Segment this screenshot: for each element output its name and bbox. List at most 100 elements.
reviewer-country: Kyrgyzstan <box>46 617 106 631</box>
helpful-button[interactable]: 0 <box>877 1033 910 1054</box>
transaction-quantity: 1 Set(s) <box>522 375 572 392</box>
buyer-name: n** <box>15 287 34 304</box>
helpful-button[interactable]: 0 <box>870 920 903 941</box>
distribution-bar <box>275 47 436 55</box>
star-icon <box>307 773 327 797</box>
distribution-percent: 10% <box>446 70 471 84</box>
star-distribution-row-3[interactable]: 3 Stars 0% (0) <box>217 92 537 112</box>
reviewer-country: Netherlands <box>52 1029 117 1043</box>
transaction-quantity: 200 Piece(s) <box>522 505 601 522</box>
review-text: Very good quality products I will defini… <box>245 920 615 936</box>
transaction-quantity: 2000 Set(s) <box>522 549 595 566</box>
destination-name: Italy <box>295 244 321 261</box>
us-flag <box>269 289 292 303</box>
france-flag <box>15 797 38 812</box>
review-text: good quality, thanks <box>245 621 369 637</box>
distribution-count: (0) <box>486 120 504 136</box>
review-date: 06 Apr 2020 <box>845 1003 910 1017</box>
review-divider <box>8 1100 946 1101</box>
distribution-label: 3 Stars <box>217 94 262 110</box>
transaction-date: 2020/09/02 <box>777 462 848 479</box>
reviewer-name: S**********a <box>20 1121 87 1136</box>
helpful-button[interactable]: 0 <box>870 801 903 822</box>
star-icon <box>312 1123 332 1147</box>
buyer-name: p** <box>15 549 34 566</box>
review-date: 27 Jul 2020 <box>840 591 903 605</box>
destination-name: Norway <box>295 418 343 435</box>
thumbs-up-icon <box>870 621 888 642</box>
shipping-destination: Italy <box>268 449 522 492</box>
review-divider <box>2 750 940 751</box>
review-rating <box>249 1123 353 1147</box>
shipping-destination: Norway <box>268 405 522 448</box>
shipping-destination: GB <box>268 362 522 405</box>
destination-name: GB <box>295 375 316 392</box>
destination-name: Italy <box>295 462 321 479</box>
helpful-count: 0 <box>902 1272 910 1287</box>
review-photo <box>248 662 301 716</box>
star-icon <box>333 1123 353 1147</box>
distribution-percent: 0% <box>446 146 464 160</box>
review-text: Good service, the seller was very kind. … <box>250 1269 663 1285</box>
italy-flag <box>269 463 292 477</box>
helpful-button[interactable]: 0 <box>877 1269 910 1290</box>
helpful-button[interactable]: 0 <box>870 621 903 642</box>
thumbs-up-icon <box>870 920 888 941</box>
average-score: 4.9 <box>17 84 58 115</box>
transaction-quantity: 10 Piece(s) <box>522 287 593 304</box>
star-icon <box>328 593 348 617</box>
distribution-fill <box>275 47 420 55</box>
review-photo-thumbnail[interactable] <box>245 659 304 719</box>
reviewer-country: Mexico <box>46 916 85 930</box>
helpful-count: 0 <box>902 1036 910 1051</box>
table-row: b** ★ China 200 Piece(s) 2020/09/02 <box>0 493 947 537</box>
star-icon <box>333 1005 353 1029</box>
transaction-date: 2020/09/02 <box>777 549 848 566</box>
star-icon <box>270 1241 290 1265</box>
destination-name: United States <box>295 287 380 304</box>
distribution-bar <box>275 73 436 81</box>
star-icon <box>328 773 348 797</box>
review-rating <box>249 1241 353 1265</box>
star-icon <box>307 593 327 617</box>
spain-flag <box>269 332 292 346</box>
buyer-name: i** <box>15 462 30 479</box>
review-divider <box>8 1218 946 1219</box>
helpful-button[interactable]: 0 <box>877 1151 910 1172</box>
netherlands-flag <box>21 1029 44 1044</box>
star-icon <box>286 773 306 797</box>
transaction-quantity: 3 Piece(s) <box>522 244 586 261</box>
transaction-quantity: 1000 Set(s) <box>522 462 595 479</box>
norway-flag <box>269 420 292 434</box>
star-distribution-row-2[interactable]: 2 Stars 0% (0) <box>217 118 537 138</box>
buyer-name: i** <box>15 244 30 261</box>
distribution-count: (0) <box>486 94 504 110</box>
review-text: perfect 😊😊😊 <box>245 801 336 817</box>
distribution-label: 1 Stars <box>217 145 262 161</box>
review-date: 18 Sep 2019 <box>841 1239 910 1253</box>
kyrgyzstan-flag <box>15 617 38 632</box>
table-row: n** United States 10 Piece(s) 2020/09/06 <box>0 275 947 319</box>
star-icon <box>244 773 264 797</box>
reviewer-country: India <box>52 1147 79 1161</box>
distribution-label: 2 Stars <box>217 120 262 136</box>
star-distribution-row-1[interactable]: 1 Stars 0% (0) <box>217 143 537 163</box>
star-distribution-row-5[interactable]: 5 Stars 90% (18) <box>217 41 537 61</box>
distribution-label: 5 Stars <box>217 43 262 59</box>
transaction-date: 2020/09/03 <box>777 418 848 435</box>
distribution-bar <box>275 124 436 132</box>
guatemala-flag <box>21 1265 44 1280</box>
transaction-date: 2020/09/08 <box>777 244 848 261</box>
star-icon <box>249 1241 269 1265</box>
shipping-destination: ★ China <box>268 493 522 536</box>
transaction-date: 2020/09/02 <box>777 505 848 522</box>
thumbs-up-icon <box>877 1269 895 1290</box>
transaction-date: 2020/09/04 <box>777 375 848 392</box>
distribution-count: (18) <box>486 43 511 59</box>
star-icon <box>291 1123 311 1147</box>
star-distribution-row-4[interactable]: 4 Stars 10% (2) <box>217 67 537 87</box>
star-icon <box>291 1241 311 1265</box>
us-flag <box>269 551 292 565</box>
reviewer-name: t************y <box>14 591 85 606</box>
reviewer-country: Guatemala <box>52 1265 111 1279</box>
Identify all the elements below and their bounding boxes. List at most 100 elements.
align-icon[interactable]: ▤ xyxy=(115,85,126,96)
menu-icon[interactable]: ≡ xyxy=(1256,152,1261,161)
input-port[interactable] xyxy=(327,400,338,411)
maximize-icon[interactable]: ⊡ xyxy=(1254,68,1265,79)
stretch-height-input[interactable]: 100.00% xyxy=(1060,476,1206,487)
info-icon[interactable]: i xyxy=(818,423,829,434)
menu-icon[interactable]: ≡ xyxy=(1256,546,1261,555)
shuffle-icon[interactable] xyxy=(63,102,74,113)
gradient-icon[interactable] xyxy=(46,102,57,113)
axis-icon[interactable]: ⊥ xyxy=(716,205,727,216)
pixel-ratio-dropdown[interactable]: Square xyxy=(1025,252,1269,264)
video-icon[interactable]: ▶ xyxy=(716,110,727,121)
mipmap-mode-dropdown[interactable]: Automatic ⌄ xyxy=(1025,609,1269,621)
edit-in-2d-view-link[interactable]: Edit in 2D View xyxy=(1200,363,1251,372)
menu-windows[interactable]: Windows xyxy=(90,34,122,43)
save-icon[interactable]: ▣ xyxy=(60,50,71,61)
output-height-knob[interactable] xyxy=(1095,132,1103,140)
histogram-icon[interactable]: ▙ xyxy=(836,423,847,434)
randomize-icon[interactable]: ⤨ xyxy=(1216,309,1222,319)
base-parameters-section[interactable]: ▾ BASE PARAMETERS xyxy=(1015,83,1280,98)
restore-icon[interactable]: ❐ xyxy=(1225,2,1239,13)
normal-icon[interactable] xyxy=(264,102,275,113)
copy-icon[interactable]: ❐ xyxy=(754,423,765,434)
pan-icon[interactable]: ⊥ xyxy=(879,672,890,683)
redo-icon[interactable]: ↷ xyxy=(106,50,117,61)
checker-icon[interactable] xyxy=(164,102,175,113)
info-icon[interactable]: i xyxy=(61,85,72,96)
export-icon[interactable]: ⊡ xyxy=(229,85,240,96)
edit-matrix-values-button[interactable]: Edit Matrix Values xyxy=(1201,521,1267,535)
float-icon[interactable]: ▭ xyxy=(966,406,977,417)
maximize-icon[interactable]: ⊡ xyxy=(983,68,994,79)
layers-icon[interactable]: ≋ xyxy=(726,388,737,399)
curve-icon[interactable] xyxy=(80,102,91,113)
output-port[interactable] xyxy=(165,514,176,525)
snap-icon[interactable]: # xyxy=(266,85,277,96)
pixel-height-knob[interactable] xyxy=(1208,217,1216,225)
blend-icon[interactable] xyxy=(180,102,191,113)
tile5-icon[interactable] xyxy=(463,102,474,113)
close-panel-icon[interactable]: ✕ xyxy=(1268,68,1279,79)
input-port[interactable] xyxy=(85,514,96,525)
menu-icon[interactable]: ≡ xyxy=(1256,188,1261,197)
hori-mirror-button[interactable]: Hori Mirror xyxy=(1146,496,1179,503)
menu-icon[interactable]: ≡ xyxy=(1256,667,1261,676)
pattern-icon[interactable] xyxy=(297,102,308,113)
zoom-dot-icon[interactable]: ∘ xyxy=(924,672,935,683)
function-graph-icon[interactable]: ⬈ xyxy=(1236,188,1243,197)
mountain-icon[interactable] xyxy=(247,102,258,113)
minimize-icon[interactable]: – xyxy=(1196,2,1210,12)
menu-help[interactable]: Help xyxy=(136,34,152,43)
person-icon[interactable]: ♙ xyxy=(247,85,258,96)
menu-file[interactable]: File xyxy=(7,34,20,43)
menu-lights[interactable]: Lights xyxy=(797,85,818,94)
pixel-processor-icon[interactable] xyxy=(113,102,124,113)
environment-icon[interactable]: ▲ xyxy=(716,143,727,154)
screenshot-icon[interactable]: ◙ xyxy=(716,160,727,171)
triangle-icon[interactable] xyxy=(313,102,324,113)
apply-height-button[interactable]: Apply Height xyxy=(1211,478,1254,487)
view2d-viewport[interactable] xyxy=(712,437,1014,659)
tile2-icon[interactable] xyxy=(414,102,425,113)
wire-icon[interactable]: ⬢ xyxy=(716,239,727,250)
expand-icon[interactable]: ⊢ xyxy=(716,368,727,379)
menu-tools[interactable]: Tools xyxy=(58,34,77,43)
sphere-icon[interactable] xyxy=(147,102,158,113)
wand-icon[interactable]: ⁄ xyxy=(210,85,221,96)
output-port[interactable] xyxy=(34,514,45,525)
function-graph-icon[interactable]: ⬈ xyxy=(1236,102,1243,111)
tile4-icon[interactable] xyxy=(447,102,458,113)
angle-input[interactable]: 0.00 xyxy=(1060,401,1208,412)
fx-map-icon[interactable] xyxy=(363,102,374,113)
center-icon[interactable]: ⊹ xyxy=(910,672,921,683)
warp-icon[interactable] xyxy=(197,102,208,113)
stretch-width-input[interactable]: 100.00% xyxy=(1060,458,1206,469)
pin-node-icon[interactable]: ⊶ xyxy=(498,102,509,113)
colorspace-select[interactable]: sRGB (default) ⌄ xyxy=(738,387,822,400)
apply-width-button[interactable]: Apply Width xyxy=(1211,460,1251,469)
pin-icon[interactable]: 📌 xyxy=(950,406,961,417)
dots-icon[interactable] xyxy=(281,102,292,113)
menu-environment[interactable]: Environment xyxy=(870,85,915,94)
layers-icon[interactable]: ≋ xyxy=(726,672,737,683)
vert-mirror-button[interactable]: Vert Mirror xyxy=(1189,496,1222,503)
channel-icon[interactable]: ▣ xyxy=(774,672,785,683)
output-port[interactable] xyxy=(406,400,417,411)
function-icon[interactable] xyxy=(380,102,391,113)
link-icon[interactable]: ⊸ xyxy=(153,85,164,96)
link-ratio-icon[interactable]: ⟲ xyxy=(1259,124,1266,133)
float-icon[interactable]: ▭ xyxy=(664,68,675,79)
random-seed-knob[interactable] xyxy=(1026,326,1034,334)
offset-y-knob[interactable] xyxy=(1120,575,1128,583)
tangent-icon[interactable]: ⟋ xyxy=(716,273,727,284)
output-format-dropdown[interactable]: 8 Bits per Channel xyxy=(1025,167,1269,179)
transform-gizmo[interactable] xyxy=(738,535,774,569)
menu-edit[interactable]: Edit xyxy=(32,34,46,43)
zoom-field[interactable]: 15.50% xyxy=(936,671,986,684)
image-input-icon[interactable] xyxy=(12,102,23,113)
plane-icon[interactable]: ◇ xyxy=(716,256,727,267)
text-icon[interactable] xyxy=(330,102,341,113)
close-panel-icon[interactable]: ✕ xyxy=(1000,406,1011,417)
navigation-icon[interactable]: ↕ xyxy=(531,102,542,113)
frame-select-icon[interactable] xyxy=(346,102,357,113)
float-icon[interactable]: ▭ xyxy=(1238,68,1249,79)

────────────────────────────────────────

Problem: Copy the data from its first line through the line containing "transaction-quantity: 1 Set(s)", reproducing each line verbatim and including both ends.

Exercise output:
Segment this screenshot: for each element output its name and bbox. List at most 100 elements.
reviewer-country: Kyrgyzstan <box>46 617 106 631</box>
helpful-button[interactable]: 0 <box>877 1033 910 1054</box>
transaction-quantity: 1 Set(s) <box>522 375 572 392</box>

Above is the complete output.